● **Given data**:
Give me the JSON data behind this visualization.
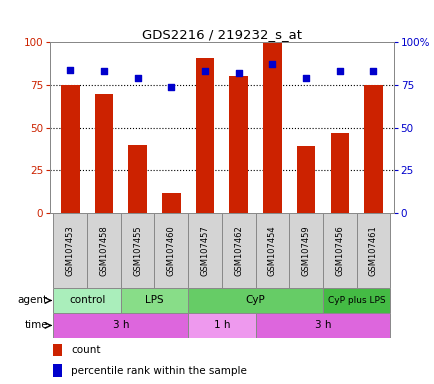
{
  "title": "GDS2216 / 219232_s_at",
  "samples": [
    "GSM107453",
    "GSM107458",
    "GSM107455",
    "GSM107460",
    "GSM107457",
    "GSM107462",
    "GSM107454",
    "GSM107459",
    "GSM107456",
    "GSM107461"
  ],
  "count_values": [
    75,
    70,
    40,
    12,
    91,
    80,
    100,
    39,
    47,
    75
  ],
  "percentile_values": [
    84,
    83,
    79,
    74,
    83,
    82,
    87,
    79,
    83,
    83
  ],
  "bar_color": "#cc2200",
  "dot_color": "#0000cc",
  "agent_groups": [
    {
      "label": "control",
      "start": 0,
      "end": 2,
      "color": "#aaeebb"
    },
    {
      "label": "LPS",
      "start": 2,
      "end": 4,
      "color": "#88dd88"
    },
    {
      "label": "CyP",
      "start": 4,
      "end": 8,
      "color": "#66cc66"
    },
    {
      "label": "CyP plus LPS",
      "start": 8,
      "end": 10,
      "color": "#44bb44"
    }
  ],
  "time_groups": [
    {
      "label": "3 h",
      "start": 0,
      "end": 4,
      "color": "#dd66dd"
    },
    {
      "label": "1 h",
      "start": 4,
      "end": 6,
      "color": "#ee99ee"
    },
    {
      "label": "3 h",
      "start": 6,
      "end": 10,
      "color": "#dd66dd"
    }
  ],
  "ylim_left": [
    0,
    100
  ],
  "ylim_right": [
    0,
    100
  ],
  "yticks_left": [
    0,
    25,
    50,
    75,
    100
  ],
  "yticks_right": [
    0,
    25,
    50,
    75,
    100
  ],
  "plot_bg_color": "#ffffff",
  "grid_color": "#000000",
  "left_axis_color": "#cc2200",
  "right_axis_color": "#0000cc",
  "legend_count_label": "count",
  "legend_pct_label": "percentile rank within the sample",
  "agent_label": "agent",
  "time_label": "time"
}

● **What you need to do**: Images do not belong in the copy; reproduce all other parts of the records above verbatim.

● **Full answer**:
Give me the JSON data behind this visualization.
{
  "title": "GDS2216 / 219232_s_at",
  "samples": [
    "GSM107453",
    "GSM107458",
    "GSM107455",
    "GSM107460",
    "GSM107457",
    "GSM107462",
    "GSM107454",
    "GSM107459",
    "GSM107456",
    "GSM107461"
  ],
  "count_values": [
    75,
    70,
    40,
    12,
    91,
    80,
    100,
    39,
    47,
    75
  ],
  "percentile_values": [
    84,
    83,
    79,
    74,
    83,
    82,
    87,
    79,
    83,
    83
  ],
  "bar_color": "#cc2200",
  "dot_color": "#0000cc",
  "agent_groups": [
    {
      "label": "control",
      "start": 0,
      "end": 2,
      "color": "#aaeebb"
    },
    {
      "label": "LPS",
      "start": 2,
      "end": 4,
      "color": "#88dd88"
    },
    {
      "label": "CyP",
      "start": 4,
      "end": 8,
      "color": "#66cc66"
    },
    {
      "label": "CyP plus LPS",
      "start": 8,
      "end": 10,
      "color": "#44bb44"
    }
  ],
  "time_groups": [
    {
      "label": "3 h",
      "start": 0,
      "end": 4,
      "color": "#dd66dd"
    },
    {
      "label": "1 h",
      "start": 4,
      "end": 6,
      "color": "#ee99ee"
    },
    {
      "label": "3 h",
      "start": 6,
      "end": 10,
      "color": "#dd66dd"
    }
  ],
  "ylim_left": [
    0,
    100
  ],
  "ylim_right": [
    0,
    100
  ],
  "yticks_left": [
    0,
    25,
    50,
    75,
    100
  ],
  "yticks_right": [
    0,
    25,
    50,
    75,
    100
  ],
  "plot_bg_color": "#ffffff",
  "grid_color": "#000000",
  "left_axis_color": "#cc2200",
  "right_axis_color": "#0000cc",
  "legend_count_label": "count",
  "legend_pct_label": "percentile rank within the sample",
  "agent_label": "agent",
  "time_label": "time"
}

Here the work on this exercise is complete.